* _EXERCISE INSTRUCTIONS_: Each entry below needs to be reproduced exactly as given.

(Dataset listings of figures)
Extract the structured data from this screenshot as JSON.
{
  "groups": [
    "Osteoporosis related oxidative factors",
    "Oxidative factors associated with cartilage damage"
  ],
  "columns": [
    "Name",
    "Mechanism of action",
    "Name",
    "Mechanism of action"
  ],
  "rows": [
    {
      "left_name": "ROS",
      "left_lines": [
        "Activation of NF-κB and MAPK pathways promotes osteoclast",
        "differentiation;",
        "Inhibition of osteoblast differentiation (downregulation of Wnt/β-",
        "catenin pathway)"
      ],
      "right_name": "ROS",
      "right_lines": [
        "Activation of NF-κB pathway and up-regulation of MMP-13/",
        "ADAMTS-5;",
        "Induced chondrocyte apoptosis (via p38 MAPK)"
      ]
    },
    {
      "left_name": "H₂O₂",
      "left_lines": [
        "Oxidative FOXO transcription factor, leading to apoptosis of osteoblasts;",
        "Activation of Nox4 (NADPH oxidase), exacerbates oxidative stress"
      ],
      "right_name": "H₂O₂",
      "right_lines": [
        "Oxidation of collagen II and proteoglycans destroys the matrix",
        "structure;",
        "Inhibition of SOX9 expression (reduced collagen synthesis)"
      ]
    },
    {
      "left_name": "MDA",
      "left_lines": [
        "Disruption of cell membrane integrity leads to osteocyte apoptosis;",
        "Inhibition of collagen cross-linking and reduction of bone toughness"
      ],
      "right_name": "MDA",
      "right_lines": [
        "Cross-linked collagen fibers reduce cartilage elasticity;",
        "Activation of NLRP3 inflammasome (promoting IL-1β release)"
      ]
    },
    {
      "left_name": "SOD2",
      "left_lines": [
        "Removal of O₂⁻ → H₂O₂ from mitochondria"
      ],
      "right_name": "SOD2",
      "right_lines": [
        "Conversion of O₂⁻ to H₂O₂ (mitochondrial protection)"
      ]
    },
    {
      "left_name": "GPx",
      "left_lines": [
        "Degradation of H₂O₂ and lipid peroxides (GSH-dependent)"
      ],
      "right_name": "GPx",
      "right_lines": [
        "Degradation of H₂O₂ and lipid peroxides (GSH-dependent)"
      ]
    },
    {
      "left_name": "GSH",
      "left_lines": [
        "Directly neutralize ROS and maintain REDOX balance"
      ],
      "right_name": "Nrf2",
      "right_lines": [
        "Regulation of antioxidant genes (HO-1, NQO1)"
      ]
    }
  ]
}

* _RESULT OF THIS EXERCISE_:
Extract the structured data from this screenshot as JSON.
{
  "groups": [
    "Osteoporosis related oxidative factors",
    "Oxidative factors associated with cartilage damage"
  ],
  "columns": [
    "Name",
    "Mechanism of action",
    "Name",
    "Mechanism of action"
  ],
  "rows": [
    {
      "left_name": "ROS",
      "left_lines": [
        "Activation of NF-κB and MAPK pathways promotes osteoclast",
        "differentiation;",
        "Inhibition of osteoblast differentiation (downregulation of Wnt/β-",
        "catenin pathway)"
      ],
      "right_name": "ROS",
      "right_lines": [
        "Activation of NF-κB pathway and up-regulation of MMP-13/",
        "ADAMTS-5;",
        "Induced chondrocyte apoptosis (via p38 MAPK)"
      ]
    },
    {
      "left_name": "H₂O₂",
      "left_lines": [
        "Oxidative FOXO transcription factor, leading to apoptosis of osteoblasts;",
        "Activation of Nox4 (NADPH oxidase), exacerbates oxidative stress"
      ],
      "right_name": "H₂O₂",
      "right_lines": [
        "Oxidation of collagen II and proteoglycans destroys the matrix",
        "structure;",
        "Inhibition of SOX9 expression (reduced collagen synthesis)"
      ]
    },
    {
      "left_name": "MDA",
      "left_lines": [
        "Disruption of cell membrane integrity leads to osteocyte apoptosis;",
        "Inhibition of collagen cross-linking and reduction of bone toughness"
      ],
      "right_name": "MDA",
      "right_lines": [
        "Cross-linked collagen fibers reduce cartilage elasticity;",
        "Activation of NLRP3 inflammasome (promoting IL-1β release)"
      ]
    },
    {
      "left_name": "SOD2",
      "left_lines": [
        "Removal of O₂⁻ → H₂O₂ from mitochondria"
      ],
      "right_name": "SOD2",
      "right_lines": [
        "Conversion of O₂⁻ to H₂O₂ (mitochondrial protection)"
      ]
    },
    {
      "left_name": "GPx",
      "left_lines": [
        "Degradation of H₂O₂ and lipid peroxides (GSH-dependent)"
      ],
      "right_name": "GPx",
      "right_lines": [
        "Degradation of H₂O₂ and lipid peroxides (GSH-dependent)"
      ]
    },
    {
      "left_name": "GSH",
      "left_lines": [
        "Directly neutralize ROS and maintain REDOX balance"
      ],
      "right_name": "Nrf2",
      "right_lines": [
        "Regulation of antioxidant genes (HO-1, NQO1)"
      ]
    }
  ]
}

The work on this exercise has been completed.